## 実施する課題
1) 本文の「でも僕は、せっかくの授業の様」から「上げ花火で終わることも多い。」までを、一字も変えずに書き写す。
2) 本文で、地域にイノベーションをもたらし活性化させる存在としてよく言われる呼び名をすべて挙げる。
3) 地域共創を扱った本文の続きを、最後の文の後から書き進める。

でも僕は、せっかくの授業の様子をアーカイブとして映像に納めておきたかった。だったら、子どもたちの息遣いを感じる映像を子どもたちの視点で自由に撮ってもらって、その映像を僕らが編集してお返ししてあげるという形にしたほうが、子どもたちの主体性も養えると思ったんです」(高平)
地域共創を打ち上げ花火で終わらせないコツ
授業で講師役を務めた尾田は言う。
「高平さんは、これまで私の元に来た人たちと本気度が違った。小学校での木育授業も、話が持ち上がってからあっという間に形にしていた。圧倒的な企画力で、センスもいい。地元で教育に関係する行政の人が言ってました。『参りました』って。私はこの取り組みを地元で広めたらどうですかと提案しておきましたよ」
地域にイノベーションをもたらし、活性化させるのは「若者」「バカ者」「よそ者」だと、よく言われる。常識にとらわれず自由な発想で物事を進められる存在としての期待感が込められたフレーズだ。けれども、尾田が経験したように、「よそ者」が持ちかける事業は、打ち上げ花火で終わることも多い。
地域共創がうまくいくコツは何か? 高平は言う。

## バウンディングボックス注釈
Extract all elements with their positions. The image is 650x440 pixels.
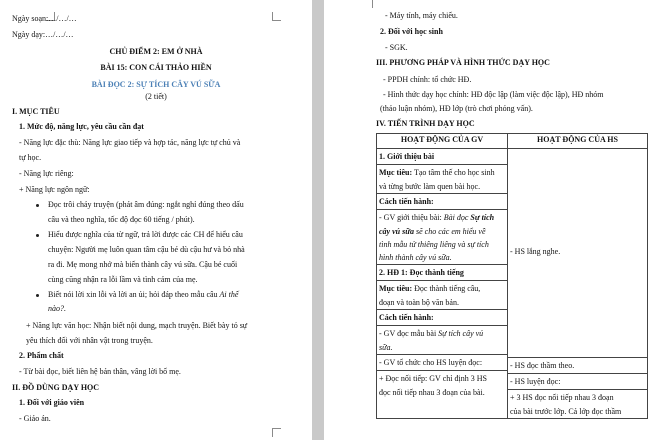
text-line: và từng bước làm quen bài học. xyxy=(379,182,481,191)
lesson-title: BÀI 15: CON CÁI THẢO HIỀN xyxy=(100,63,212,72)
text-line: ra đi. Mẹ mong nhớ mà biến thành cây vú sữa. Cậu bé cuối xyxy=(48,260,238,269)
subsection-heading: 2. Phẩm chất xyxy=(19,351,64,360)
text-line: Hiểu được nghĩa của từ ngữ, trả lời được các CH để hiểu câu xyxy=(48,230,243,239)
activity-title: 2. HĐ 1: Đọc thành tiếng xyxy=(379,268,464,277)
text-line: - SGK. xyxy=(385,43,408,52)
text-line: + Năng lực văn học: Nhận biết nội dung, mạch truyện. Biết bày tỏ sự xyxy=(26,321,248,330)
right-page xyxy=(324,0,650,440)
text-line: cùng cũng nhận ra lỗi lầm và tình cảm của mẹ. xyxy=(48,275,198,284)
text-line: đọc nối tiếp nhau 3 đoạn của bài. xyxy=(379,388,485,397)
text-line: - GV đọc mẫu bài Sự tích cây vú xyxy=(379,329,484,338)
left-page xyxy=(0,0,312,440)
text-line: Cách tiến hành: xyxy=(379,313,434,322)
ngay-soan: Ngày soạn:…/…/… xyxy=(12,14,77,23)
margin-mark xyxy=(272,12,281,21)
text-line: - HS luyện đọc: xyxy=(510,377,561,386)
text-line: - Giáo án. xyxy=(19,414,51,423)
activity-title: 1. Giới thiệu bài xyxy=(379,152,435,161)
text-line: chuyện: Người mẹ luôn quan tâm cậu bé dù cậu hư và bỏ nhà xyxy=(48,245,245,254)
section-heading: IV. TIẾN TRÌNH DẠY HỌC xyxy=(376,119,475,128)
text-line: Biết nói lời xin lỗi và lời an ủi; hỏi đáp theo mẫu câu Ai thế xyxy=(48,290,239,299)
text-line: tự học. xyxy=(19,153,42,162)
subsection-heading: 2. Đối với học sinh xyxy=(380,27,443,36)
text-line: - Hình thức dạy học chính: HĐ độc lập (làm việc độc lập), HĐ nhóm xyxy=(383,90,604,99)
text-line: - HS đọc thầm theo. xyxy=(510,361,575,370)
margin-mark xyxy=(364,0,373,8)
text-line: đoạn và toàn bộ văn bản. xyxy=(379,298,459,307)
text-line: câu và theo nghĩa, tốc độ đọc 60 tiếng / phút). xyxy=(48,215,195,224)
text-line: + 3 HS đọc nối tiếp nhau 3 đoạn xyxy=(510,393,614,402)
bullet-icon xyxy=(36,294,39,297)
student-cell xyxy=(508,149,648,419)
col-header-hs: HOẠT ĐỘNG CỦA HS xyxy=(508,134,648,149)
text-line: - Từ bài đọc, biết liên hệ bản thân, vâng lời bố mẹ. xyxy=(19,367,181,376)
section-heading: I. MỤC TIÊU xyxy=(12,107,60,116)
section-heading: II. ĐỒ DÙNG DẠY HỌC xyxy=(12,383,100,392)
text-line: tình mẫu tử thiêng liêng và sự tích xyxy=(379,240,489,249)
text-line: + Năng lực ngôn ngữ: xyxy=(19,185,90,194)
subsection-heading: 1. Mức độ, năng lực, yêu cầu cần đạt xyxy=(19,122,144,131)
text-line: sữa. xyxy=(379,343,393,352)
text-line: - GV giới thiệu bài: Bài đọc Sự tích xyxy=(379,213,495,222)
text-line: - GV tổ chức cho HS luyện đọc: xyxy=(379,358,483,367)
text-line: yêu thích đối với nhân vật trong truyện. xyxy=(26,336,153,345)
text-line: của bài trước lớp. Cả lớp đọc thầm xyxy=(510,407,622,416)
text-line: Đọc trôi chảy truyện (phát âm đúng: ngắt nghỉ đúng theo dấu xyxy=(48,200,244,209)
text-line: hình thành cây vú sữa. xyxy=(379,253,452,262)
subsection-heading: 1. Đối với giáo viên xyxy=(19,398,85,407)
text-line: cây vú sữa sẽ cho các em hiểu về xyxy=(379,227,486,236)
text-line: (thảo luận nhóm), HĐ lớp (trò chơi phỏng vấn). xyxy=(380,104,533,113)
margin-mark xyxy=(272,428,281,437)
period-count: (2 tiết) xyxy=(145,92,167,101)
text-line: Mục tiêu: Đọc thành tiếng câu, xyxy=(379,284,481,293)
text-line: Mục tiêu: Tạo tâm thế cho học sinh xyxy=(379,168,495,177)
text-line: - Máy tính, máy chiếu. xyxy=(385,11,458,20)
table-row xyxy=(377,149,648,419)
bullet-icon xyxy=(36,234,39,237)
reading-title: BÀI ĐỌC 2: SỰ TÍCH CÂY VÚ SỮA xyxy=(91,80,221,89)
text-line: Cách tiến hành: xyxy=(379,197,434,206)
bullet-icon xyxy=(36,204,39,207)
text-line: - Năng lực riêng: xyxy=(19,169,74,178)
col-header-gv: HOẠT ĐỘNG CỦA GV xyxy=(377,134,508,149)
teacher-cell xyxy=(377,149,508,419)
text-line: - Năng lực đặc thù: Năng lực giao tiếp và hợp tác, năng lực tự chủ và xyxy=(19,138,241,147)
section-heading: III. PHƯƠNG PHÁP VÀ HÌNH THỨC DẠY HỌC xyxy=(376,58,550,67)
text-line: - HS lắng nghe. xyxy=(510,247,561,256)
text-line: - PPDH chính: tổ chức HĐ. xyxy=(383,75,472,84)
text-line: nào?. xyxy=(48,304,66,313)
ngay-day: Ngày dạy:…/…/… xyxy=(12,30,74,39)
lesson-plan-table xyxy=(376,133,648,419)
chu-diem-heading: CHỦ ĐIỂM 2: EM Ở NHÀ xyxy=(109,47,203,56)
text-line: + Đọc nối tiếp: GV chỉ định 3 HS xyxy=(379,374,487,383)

## 解答一覧
1)
でも僕は、せっかくの授業の様子をアーカイブとして映像に納めておきたかった。だったら、子どもたちの息遣いを感じる映像を子どもたちの視点で自由に撮ってもらって、その映像を僕らが編集してお返ししてあげるという形にしたほうが、子どもたちの主体性も養えると思ったんです」(高平)
地域共創を打ち上げ花火で終わらせないコツ
授業で講師役を務めた尾田は言う。
「高平さんは、これまで私の元に来た人たちと本気度が違った。小学校での木育授業も、話が持ち上がってからあっという間に形にしていた。圧倒的な企画力で、センスもいい。地元で教育に関係する行政の人が言ってました。『参りました』って。私はこの取り組みを地元で広めたらどうですかと提案しておきましたよ」
地域にイノベーションをもたらし、活性化させるのは「若者」「バカ者」「よそ者」だと、よく言われる。常識にとらわれず自由な発想で物事を進められる存在としての期待感が込められたフレーズだ。けれども、尾田が経験したように、「よそ者」が持ちかける事業は、打ち上げ花火で終わることも多い。

2) 若者、バカ者、よそ者

3)
撮影:伊藤圭
「僕は人の縁って、2回目が大事だと思っているんです。1回目って、頑張れば誰でも縁は作れる。突撃すればいいだけなので。ただ、2回縁を持つ人って、その後は長く親密な関係が続くんです」
高平はその「2回目」に会いに行く機会を、1回目から間を開けずに作れるかどうかが大事だと話す。
「最初は『東京の人が興味を持ってくれるなら協力します』とよそ者力が通用する。でも後はコミュニケーションを取り続けることが基本。今の時代、Zoomでも何でも連絡は取り合えますから、相手の話をじっくり聞いて『ともに考える』。それに尽きます」
逆説的だが、高平はよそ者であることを忘れさせるぐらい「超絶なお節介」を発揮できるよそ者だ。そのお節介気質を育んだ原点は何か?
(▼敬称略、第3回に続く)
(▼第1回はこちら)
(文・古川雅子、写真・伊藤圭)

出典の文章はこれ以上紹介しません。